■ EXERCISE DESCRIPTION
Answer with a single number: the count of lines that include the string "bracket".

(Stored data)

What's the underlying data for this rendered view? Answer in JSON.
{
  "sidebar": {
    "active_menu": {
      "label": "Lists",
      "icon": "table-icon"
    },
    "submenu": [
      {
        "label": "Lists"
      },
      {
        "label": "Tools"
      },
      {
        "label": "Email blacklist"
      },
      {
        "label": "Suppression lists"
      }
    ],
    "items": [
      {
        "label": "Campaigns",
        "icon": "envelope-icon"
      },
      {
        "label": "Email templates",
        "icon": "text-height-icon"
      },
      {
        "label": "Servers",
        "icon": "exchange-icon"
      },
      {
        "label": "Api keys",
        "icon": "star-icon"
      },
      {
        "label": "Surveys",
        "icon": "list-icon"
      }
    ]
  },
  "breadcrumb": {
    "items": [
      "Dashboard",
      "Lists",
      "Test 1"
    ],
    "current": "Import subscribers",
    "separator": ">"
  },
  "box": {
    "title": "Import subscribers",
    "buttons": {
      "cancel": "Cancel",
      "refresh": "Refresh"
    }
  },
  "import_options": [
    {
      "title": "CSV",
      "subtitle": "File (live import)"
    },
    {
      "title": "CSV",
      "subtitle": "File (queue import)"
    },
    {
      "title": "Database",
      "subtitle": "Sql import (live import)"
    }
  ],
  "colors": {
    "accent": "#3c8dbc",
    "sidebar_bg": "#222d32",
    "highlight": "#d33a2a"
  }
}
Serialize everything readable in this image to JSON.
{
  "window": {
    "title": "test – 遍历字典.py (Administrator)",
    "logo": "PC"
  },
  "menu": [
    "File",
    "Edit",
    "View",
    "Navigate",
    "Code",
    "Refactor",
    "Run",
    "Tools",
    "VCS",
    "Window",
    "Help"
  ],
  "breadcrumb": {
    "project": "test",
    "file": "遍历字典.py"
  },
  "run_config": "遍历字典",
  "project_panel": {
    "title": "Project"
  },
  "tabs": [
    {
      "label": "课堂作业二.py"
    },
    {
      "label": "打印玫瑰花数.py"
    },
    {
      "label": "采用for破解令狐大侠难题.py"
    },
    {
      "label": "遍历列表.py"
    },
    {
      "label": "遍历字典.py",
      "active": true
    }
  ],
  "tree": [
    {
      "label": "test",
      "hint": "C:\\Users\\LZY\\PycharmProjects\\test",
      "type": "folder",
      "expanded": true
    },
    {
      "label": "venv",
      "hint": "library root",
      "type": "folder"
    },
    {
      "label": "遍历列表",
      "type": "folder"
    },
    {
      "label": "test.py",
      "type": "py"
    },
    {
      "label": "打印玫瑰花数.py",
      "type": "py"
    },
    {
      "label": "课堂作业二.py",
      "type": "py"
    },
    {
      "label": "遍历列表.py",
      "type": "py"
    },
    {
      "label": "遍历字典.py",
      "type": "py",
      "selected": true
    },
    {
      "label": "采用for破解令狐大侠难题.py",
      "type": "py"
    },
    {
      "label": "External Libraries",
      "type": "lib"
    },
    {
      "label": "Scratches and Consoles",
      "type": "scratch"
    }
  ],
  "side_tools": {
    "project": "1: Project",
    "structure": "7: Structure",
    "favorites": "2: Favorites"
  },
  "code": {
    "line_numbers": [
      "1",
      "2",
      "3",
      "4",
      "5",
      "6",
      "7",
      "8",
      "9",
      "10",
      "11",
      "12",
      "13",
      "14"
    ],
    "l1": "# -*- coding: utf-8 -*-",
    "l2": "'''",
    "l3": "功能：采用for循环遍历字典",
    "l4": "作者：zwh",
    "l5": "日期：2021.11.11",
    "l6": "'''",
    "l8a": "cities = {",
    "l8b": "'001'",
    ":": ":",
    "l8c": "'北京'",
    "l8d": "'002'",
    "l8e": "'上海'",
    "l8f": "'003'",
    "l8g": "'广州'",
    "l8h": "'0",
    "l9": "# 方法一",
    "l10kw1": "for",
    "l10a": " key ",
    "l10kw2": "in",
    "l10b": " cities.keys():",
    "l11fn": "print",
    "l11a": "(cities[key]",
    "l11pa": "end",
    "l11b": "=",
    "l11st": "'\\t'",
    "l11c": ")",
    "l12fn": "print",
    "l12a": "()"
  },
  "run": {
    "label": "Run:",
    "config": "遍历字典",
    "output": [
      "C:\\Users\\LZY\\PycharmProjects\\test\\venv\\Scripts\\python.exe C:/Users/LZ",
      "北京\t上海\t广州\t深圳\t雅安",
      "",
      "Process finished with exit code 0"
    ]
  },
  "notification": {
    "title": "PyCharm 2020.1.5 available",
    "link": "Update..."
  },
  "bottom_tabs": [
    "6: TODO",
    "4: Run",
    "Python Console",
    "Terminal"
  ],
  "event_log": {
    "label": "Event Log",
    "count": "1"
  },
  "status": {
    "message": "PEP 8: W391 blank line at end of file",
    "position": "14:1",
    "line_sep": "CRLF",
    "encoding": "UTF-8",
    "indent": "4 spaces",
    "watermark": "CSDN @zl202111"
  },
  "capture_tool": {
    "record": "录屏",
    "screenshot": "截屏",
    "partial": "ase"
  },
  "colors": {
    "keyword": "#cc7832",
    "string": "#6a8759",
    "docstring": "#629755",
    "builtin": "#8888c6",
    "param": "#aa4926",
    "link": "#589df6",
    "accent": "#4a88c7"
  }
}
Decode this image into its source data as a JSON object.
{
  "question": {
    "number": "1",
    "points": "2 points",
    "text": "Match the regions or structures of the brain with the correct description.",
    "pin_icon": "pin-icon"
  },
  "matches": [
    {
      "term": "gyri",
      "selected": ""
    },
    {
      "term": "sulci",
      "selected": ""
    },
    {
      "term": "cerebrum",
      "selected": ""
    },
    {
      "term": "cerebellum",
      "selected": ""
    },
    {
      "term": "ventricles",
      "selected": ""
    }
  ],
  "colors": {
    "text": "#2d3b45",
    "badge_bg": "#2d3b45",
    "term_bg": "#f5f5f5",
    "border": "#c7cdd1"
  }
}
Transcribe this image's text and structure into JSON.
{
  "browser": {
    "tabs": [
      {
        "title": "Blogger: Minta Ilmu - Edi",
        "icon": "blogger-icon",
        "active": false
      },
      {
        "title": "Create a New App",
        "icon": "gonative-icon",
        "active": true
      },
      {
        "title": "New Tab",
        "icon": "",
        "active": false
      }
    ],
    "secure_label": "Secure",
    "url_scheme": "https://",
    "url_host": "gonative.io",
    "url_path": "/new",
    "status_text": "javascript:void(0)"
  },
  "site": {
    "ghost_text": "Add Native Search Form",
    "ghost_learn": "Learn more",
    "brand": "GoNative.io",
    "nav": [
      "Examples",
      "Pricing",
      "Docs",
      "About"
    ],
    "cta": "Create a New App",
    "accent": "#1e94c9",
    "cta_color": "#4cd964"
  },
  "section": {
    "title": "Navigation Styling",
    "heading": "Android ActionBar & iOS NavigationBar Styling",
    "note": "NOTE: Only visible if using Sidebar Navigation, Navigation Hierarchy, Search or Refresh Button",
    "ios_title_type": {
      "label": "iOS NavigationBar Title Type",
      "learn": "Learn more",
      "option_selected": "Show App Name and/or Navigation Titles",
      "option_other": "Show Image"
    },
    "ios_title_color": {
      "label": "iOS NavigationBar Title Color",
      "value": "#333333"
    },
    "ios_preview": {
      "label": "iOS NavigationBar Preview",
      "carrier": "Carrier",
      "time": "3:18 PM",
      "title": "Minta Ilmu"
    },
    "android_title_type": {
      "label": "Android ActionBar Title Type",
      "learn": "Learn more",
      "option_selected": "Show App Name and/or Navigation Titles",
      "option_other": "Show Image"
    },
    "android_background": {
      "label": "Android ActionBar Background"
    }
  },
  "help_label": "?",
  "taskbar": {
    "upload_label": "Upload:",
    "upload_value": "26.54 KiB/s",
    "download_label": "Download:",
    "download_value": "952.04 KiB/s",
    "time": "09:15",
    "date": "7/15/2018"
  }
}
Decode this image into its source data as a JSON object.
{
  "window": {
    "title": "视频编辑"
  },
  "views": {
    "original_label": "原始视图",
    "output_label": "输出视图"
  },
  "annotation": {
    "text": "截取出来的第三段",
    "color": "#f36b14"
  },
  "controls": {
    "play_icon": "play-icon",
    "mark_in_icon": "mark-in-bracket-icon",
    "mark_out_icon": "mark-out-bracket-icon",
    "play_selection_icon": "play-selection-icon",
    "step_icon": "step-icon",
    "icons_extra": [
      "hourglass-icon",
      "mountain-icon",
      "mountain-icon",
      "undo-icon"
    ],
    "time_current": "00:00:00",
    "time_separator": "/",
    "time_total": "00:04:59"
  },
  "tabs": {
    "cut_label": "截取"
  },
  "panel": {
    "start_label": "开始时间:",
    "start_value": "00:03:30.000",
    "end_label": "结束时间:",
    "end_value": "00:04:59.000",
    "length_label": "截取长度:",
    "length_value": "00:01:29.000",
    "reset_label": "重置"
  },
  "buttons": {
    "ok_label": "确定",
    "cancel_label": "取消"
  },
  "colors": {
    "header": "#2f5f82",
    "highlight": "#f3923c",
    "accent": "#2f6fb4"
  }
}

■ WRITTEN RESPONSE
2